_Entries shown_:
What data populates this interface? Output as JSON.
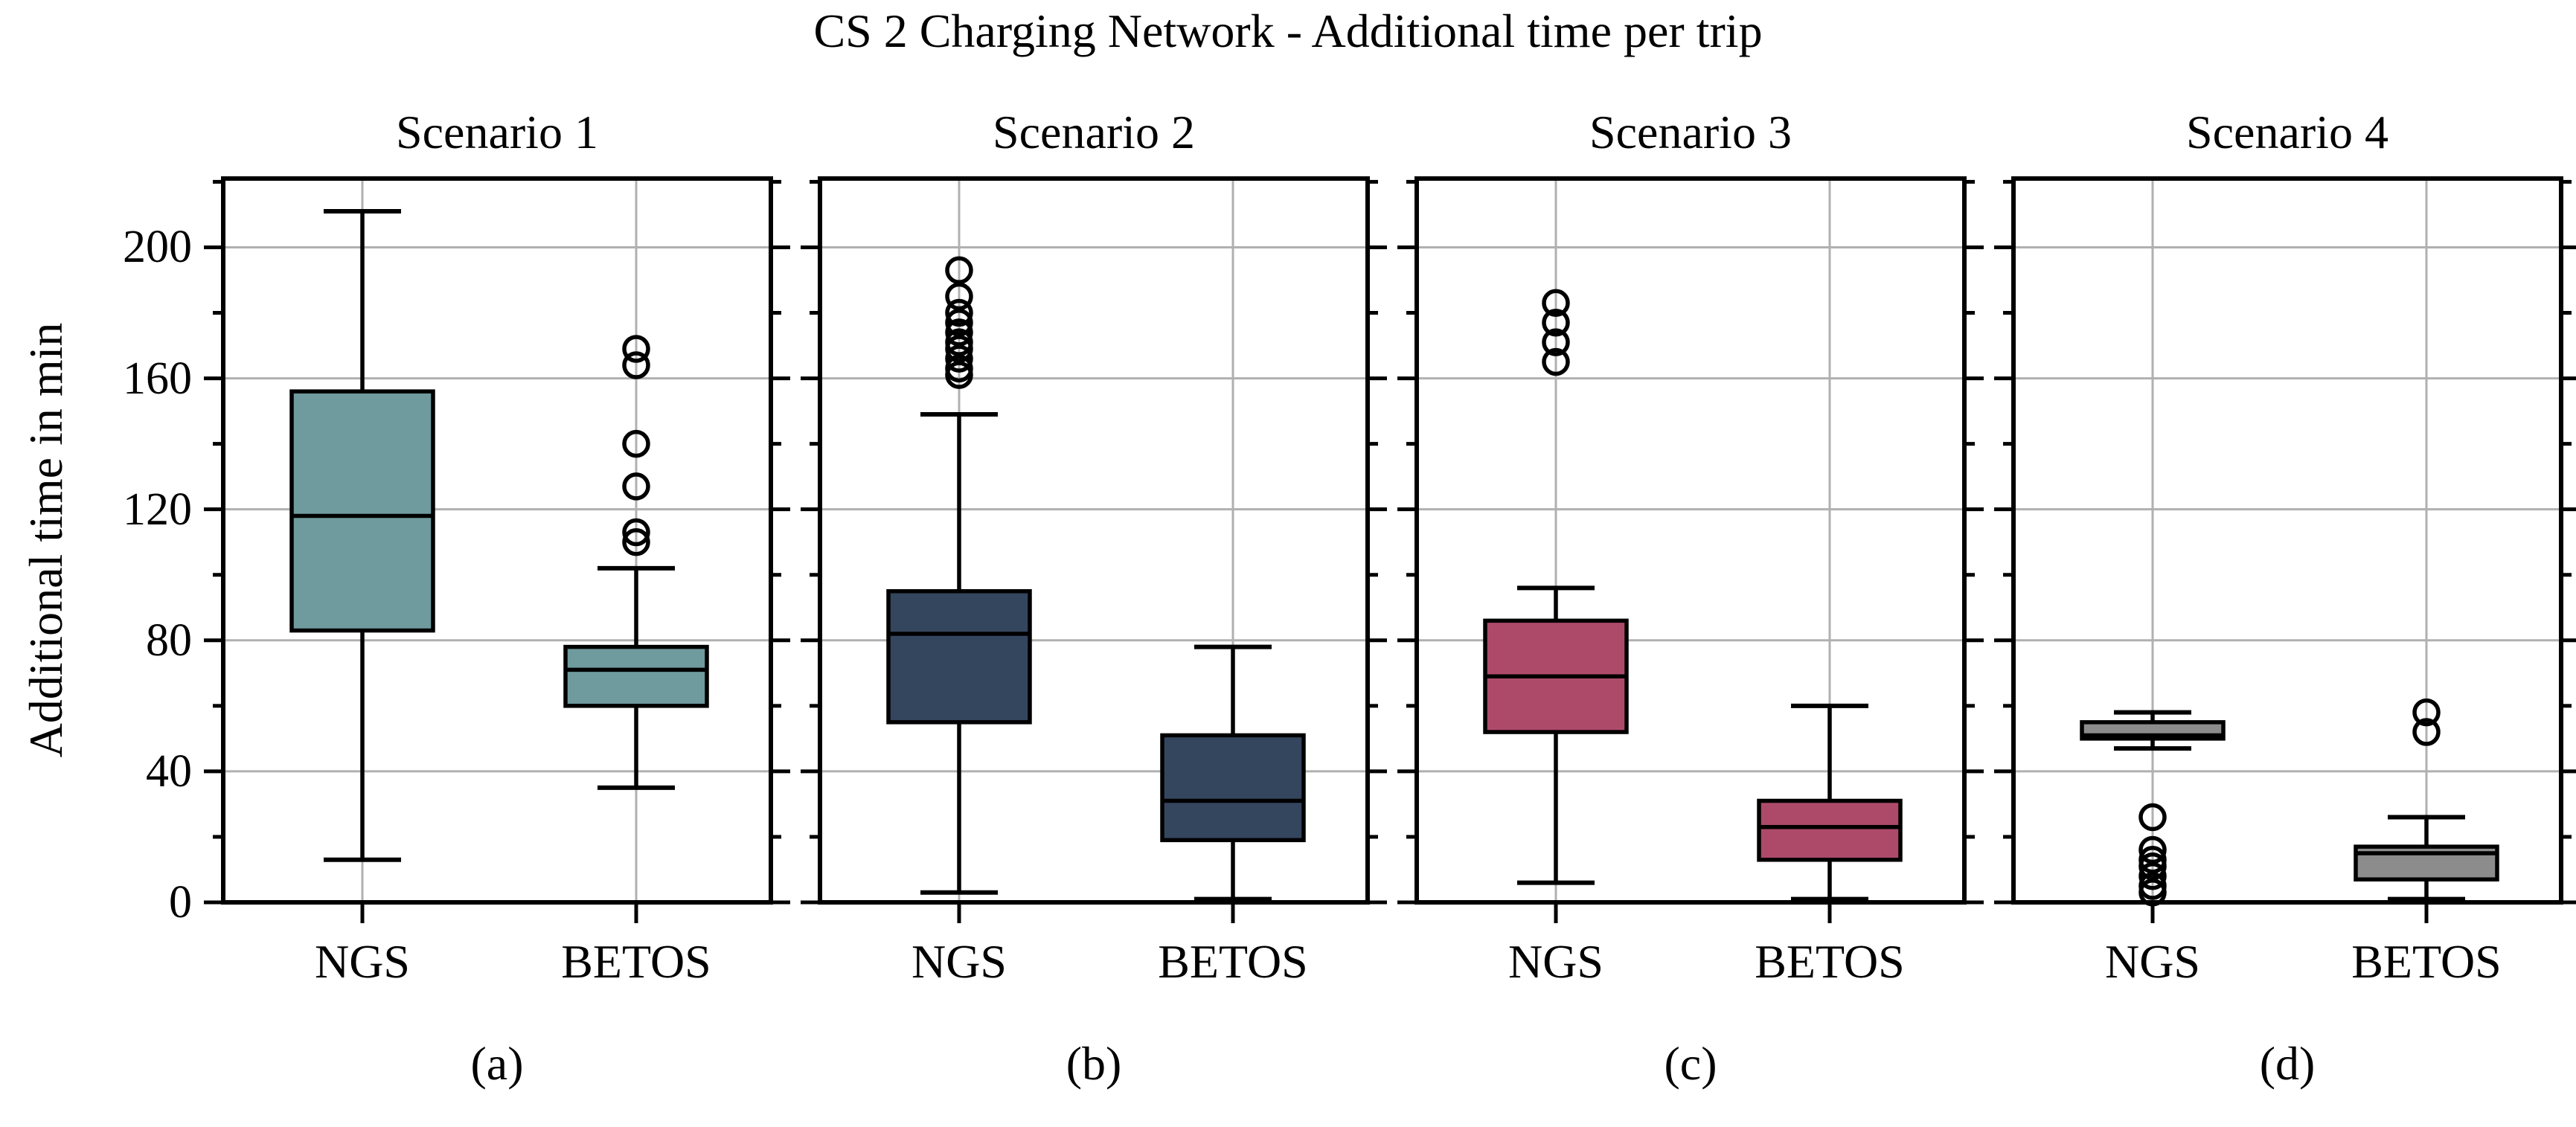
{
  "figure": {
    "title": "CS 2 Charging Network - Additional time per trip",
    "ylabel": "Additional time in min"
  },
  "chart_data": {
    "type": "boxplot",
    "title": "CS 2 Charging Network - Additional time per trip",
    "ylabel": "Additional time in min",
    "categories": [
      "NGS",
      "BETOS"
    ],
    "yticks": [
      0,
      40,
      80,
      120,
      160,
      200
    ],
    "yticks_minor": [
      20,
      60,
      100,
      140,
      180,
      220
    ],
    "ylim": [
      0,
      221
    ],
    "grid": true,
    "gridline_color": "#b0b0b0",
    "box_edge_color": "#000000",
    "subplots": [
      {
        "title": "Scenario 1",
        "caption": "(a)",
        "box_color": "#6f9a9e",
        "boxes": [
          {
            "label": "NGS",
            "whislo": 13,
            "q1": 83,
            "med": 118,
            "q3": 156,
            "whishi": 211,
            "fliers": []
          },
          {
            "label": "BETOS",
            "whislo": 35,
            "q1": 60,
            "med": 71,
            "q3": 78,
            "whishi": 102,
            "fliers": [
              110,
              113,
              127,
              140,
              164,
              169
            ]
          }
        ]
      },
      {
        "title": "Scenario 2",
        "caption": "(b)",
        "box_color": "#34455e",
        "boxes": [
          {
            "label": "NGS",
            "whislo": 3,
            "q1": 55,
            "med": 82,
            "q3": 95,
            "whishi": 149,
            "fliers": [
              161,
              163,
              166,
              169,
              171,
              174,
              177,
              180,
              185,
              193
            ]
          },
          {
            "label": "BETOS",
            "whislo": 1,
            "q1": 19,
            "med": 31,
            "q3": 51,
            "whishi": 78,
            "fliers": []
          }
        ]
      },
      {
        "title": "Scenario 3",
        "caption": "(c)",
        "box_color": "#ad4a6a",
        "boxes": [
          {
            "label": "NGS",
            "whislo": 6,
            "q1": 52,
            "med": 69,
            "q3": 86,
            "whishi": 96,
            "fliers": [
              165,
              171,
              177,
              183
            ]
          },
          {
            "label": "BETOS",
            "whislo": 1,
            "q1": 13,
            "med": 23,
            "q3": 31,
            "whishi": 60,
            "fliers": []
          }
        ]
      },
      {
        "title": "Scenario 4",
        "caption": "(d)",
        "box_color": "#8c8c8c",
        "boxes": [
          {
            "label": "NGS",
            "whislo": 47,
            "q1": 50,
            "med": 51,
            "q3": 55,
            "whishi": 58,
            "fliers": [
              26,
              16,
              13,
              11,
              8,
              5,
              3
            ]
          },
          {
            "label": "BETOS",
            "whislo": 1,
            "q1": 7,
            "med": 15,
            "q3": 17,
            "whishi": 26,
            "fliers": [
              52,
              58
            ]
          }
        ]
      }
    ]
  }
}
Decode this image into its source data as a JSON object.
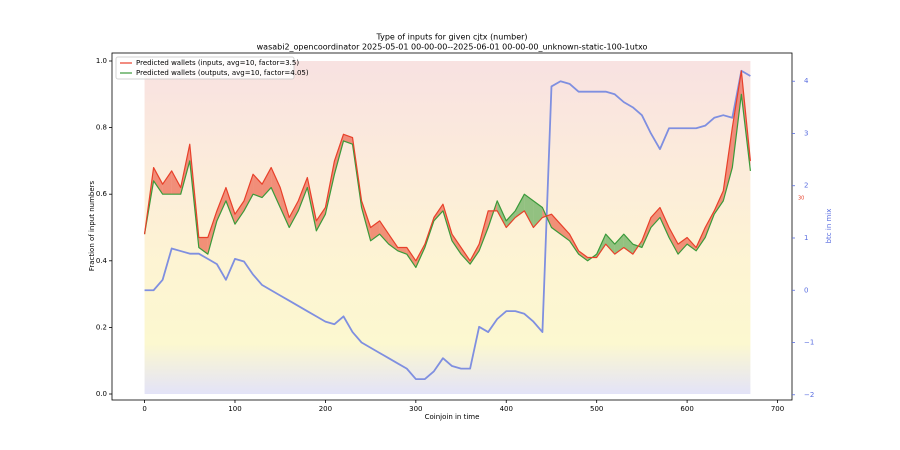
{
  "chart_data": {
    "type": "line",
    "title": "Type of inputs for given cjtx (number)",
    "subtitle": "wasabi2_opencoordinator 2025-05-01 00-00-00--2025-06-01 00-00-00_unknown-static-100-1utxo",
    "x_label": "Coinjoin in time",
    "y_label": "Fraction of input numbers",
    "y2_label": "btc in mix",
    "annotation": "30",
    "legend": "upper left",
    "x": [
      0,
      10,
      20,
      30,
      40,
      50,
      60,
      70,
      80,
      90,
      100,
      110,
      120,
      130,
      140,
      150,
      160,
      170,
      180,
      190,
      200,
      210,
      220,
      230,
      240,
      250,
      260,
      270,
      280,
      290,
      300,
      310,
      320,
      330,
      340,
      350,
      360,
      370,
      380,
      390,
      400,
      410,
      420,
      430,
      440,
      450,
      460,
      470,
      480,
      490,
      500,
      510,
      520,
      530,
      540,
      550,
      560,
      570,
      580,
      590,
      600,
      610,
      620,
      630,
      640,
      650,
      660,
      670
    ],
    "series": [
      {
        "name": "Predicted wallets (inputs, avg=10, factor=3.5)",
        "color": "#e8402a",
        "values": [
          0.48,
          0.68,
          0.63,
          0.67,
          0.62,
          0.75,
          0.47,
          0.47,
          0.55,
          0.62,
          0.54,
          0.58,
          0.66,
          0.63,
          0.68,
          0.62,
          0.53,
          0.58,
          0.65,
          0.52,
          0.56,
          0.7,
          0.78,
          0.77,
          0.58,
          0.5,
          0.52,
          0.48,
          0.44,
          0.44,
          0.4,
          0.45,
          0.53,
          0.57,
          0.48,
          0.44,
          0.4,
          0.45,
          0.55,
          0.55,
          0.5,
          0.53,
          0.55,
          0.5,
          0.53,
          0.54,
          0.51,
          0.48,
          0.43,
          0.41,
          0.41,
          0.45,
          0.42,
          0.44,
          0.42,
          0.46,
          0.53,
          0.56,
          0.5,
          0.45,
          0.47,
          0.44,
          0.5,
          0.55,
          0.61,
          0.8,
          0.97,
          0.7
        ]
      },
      {
        "name": "Predicted wallets (outputs, avg=10, factor=4.05)",
        "color": "#3a9a3a",
        "values": [
          0.48,
          0.64,
          0.6,
          0.6,
          0.6,
          0.7,
          0.44,
          0.42,
          0.52,
          0.58,
          0.51,
          0.55,
          0.6,
          0.59,
          0.62,
          0.56,
          0.5,
          0.55,
          0.62,
          0.49,
          0.54,
          0.66,
          0.76,
          0.75,
          0.56,
          0.46,
          0.48,
          0.45,
          0.43,
          0.42,
          0.38,
          0.44,
          0.52,
          0.55,
          0.46,
          0.42,
          0.39,
          0.43,
          0.5,
          0.58,
          0.52,
          0.55,
          0.6,
          0.58,
          0.56,
          0.5,
          0.48,
          0.46,
          0.42,
          0.4,
          0.42,
          0.48,
          0.45,
          0.48,
          0.45,
          0.44,
          0.5,
          0.53,
          0.47,
          0.42,
          0.45,
          0.43,
          0.47,
          0.54,
          0.58,
          0.68,
          0.9,
          0.67
        ]
      },
      {
        "name": "btc in mix",
        "color": "#7f8fe0",
        "axis": "y2",
        "values": [
          0,
          0,
          0.2,
          0.8,
          0.75,
          0.7,
          0.7,
          0.6,
          0.5,
          0.2,
          0.6,
          0.55,
          0.3,
          0.1,
          0,
          -0.1,
          -0.2,
          -0.3,
          -0.4,
          -0.5,
          -0.6,
          -0.65,
          -0.5,
          -0.8,
          -1.0,
          -1.1,
          -1.2,
          -1.3,
          -1.4,
          -1.5,
          -1.7,
          -1.7,
          -1.55,
          -1.3,
          -1.45,
          -1.5,
          -1.5,
          -0.7,
          -0.8,
          -0.55,
          -0.4,
          -0.4,
          -0.45,
          -0.6,
          -0.8,
          3.9,
          4.0,
          3.95,
          3.8,
          3.8,
          3.8,
          3.8,
          3.75,
          3.6,
          3.5,
          3.35,
          3.0,
          2.7,
          3.1,
          3.1,
          3.1,
          3.1,
          3.15,
          3.3,
          3.35,
          3.3,
          4.2,
          4.1
        ]
      }
    ],
    "xlim": [
      -36,
      716
    ],
    "xticks": [
      0,
      100,
      200,
      300,
      400,
      500,
      600,
      700
    ],
    "ylim": [
      -0.018,
      1.024
    ],
    "yticks": [
      {
        "value": 0,
        "label": "0.0"
      },
      {
        "value": 0.2,
        "label": "0.2"
      },
      {
        "value": 0.4,
        "label": "0.4"
      },
      {
        "value": 0.6,
        "label": "0.6"
      },
      {
        "value": 0.8,
        "label": "0.8"
      },
      {
        "value": 1,
        "label": "1.0"
      }
    ],
    "y2lim": [
      -2.1,
      4.54
    ],
    "y2ticks": [
      {
        "value": -2,
        "label": "−2"
      },
      {
        "value": -1,
        "label": "−1"
      },
      0,
      1,
      2,
      3,
      4
    ]
  }
}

_What you have to do_:
Your answer should be one number: how many lines in the material above contain the string "Predicted".

_Expected output_:
2